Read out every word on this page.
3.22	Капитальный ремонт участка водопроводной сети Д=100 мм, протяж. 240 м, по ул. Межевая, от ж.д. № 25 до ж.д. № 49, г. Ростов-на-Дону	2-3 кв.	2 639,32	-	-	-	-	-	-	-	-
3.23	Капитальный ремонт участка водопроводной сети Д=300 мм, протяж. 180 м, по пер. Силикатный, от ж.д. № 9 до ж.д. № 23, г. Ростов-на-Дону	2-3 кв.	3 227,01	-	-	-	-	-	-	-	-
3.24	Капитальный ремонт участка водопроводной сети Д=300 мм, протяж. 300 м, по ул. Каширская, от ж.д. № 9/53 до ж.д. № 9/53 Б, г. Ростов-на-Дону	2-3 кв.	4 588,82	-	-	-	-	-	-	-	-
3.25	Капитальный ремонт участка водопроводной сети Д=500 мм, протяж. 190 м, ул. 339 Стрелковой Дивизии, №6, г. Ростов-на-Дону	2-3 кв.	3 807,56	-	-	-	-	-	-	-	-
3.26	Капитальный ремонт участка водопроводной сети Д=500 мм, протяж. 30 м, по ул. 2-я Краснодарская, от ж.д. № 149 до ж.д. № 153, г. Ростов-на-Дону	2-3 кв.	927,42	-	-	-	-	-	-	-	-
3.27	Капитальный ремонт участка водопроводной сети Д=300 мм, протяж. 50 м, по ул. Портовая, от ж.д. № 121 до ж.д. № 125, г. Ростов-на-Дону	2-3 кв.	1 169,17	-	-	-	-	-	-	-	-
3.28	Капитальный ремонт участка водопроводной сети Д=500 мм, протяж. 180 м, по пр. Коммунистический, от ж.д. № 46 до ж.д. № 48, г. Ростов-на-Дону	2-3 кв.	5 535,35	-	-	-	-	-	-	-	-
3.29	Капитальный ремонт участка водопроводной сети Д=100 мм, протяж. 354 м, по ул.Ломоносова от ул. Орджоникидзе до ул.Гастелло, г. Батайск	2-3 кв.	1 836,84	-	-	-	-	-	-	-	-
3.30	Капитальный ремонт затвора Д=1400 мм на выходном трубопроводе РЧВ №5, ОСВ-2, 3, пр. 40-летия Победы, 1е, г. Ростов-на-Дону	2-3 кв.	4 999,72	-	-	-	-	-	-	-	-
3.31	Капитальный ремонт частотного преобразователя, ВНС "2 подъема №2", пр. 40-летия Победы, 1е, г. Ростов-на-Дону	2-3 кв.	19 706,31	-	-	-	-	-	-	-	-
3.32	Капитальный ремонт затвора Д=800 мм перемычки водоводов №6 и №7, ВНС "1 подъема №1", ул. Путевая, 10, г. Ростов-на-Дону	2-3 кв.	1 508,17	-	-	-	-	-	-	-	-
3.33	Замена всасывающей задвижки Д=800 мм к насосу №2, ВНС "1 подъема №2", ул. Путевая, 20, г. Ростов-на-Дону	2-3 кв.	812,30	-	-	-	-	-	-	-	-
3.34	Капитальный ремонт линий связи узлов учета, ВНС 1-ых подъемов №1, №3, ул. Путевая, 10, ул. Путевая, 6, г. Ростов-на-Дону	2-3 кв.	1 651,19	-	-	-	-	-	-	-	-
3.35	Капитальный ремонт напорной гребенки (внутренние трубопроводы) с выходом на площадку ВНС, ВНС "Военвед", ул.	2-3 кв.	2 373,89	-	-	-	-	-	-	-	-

▶ [Goal of the exercise] From the records above, extract everything verbatim.

▶ [Answer to this task]
Read out every word on this page.
3.22	Капитальный ремонт участка водопроводной сети Д=100 мм, протяж. 240 м, по ул. Межевая, от ж.д. № 25 до ж.д. № 49, г. Ростов-на-Дону	2-3 кв.	2 639,32	-	-	-	-	-	-	-	-
3.23	Капитальный ремонт участка водопроводной сети Д=300 мм, протяж. 180 м, по пер. Силикатный, от ж.д. № 9 до ж.д. № 23, г. Ростов-на-Дону	2-3 кв.	3 227,01	-	-	-	-	-	-	-	-
3.24	Капитальный ремонт участка водопроводной сети Д=300 мм, протяж. 300 м, по ул. Каширская, от ж.д. № 9/53 до ж.д. № 9/53 Б, г. Ростов-на-Дону	2-3 кв.	4 588,82	-	-	-	-	-	-	-	-
3.25	Капитальный ремонт участка водопроводной сети Д=500 мм, протяж. 190 м, ул. 339 Стрелковой Дивизии, №6, г. Ростов-на-Дону	2-3 кв.	3 807,56	-	-	-	-	-	-	-	-
3.26	Капитальный ремонт участка водопроводной сети Д=500 мм, протяж. 30 м, по ул. 2-я Краснодарская, от ж.д. № 149 до ж.д. № 153, г. Ростов-на-Дону	2-3 кв.	927,42	-	-	-	-	-	-	-	-
3.27	Капитальный ремонт участка водопроводной сети Д=300 мм, протяж. 50 м, по ул. Портовая, от ж.д. № 121 до ж.д. № 125, г. Ростов-на-Дону	2-3 кв.	1 169,17	-	-	-	-	-	-	-	-
3.28	Капитальный ремонт участка водопроводной сети Д=500 мм, протяж. 180 м, по пр. Коммунистический, от ж.д. № 46 до ж.д. № 48, г. Ростов-на-Дону	2-3 кв.	5 535,35	-	-	-	-	-	-	-	-
3.29	Капитальный ремонт участка водопроводной сети Д=100 мм, протяж. 354 м, по ул.Ломоносова от ул. Орджоникидзе до ул.Гастелло, г. Батайск	2-3 кв.	1 836,84	-	-	-	-	-	-	-	-
3.30	Капитальный ремонт затвора Д=1400 мм на выходном трубопроводе РЧВ №5, ОСВ-2, 3, пр. 40-летия Победы, 1е, г. Ростов-на-Дону	2-3 кв.	4 999,72	-	-	-	-	-	-	-	-
3.31	Капитальный ремонт частотного преобразователя, ВНС "2 подъема №2", пр. 40-летия Победы, 1е, г. Ростов-на-Дону	2-3 кв.	19 706,31	-	-	-	-	-	-	-	-
3.32	Капитальный ремонт затвора Д=800 мм перемычки водоводов №6 и №7, ВНС "1 подъема №1", ул. Путевая, 10, г. Ростов-на-Дону	2-3 кв.	1 508,17	-	-	-	-	-	-	-	-
3.33	Замена всасывающей задвижки Д=800 мм к насосу №2, ВНС "1 подъема №2", ул. Путевая, 20, г. Ростов-на-Дону	2-3 кв.	812,30	-	-	-	-	-	-	-	-
3.34	Капитальный ремонт линий связи узлов учета, ВНС 1-ых подъемов №1, №3, ул. Путевая, 10, ул. Путевая, 6, г. Ростов-на-Дону	2-3 кв.	1 651,19	-	-	-	-	-	-	-	-
3.35	Капитальный ремонт напорной гребенки (внутренние трубопроводы) с выходом на площадку ВНС, ВНС "Военвед", ул.	2-3 кв.	2 373,89	-	-	-	-	-	-	-	-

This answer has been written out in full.